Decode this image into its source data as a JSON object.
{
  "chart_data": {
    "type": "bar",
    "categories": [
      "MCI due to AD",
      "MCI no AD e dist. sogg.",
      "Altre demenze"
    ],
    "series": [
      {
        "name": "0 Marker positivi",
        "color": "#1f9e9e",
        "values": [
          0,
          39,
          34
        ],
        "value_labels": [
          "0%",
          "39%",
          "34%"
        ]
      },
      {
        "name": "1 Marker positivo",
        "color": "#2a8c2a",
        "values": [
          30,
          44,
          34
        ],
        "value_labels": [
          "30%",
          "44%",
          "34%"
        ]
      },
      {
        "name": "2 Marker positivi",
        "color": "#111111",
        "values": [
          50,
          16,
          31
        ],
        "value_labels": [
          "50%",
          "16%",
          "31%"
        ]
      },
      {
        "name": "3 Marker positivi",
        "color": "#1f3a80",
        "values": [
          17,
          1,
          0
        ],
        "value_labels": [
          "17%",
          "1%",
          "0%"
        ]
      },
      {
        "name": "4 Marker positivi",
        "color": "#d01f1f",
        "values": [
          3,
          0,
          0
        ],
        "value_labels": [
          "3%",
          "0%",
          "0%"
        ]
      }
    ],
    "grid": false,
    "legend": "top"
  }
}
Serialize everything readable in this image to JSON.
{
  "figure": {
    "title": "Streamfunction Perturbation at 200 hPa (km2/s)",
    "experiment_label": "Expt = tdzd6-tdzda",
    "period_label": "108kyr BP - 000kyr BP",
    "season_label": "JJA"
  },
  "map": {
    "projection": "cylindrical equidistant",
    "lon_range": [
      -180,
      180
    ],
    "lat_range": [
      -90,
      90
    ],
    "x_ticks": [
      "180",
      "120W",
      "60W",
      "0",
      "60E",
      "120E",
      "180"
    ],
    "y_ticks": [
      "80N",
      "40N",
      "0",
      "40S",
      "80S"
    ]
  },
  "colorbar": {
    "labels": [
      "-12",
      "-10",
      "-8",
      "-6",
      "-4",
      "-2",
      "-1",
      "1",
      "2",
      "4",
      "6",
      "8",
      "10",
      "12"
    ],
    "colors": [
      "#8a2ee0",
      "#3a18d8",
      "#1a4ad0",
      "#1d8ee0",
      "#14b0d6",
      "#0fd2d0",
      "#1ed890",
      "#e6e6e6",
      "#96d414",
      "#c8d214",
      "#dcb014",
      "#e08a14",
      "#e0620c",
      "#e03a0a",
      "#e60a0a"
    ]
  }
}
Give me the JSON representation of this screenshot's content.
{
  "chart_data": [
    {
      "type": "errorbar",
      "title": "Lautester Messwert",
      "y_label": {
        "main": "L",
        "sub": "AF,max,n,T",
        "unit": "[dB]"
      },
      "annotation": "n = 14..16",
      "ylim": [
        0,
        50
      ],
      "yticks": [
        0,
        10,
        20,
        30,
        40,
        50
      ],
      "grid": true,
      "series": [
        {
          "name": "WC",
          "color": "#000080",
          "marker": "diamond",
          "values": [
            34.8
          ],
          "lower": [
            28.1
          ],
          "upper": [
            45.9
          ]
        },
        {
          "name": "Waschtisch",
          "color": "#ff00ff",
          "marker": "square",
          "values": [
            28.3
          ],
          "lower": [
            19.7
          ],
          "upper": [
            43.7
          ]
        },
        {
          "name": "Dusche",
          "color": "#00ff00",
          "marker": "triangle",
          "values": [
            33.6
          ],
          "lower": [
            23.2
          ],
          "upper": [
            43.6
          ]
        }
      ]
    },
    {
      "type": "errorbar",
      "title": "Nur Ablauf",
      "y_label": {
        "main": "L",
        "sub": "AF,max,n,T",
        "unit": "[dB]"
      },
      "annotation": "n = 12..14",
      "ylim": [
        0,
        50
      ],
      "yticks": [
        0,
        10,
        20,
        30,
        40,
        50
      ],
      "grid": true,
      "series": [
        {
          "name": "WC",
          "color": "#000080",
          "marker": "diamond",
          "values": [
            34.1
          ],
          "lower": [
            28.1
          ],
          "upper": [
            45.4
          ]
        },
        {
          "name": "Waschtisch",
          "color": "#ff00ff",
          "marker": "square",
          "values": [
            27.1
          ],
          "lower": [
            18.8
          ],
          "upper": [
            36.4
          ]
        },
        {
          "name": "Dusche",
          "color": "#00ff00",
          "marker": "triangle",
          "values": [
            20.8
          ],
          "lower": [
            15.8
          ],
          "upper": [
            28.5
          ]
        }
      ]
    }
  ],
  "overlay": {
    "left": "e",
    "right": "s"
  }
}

**Exercise instructions**
Which lines hold the word "annotation"? Copy all of them.

**Result**
      "annotation": "n = 14..16",
      "annotation": "n = 12..14",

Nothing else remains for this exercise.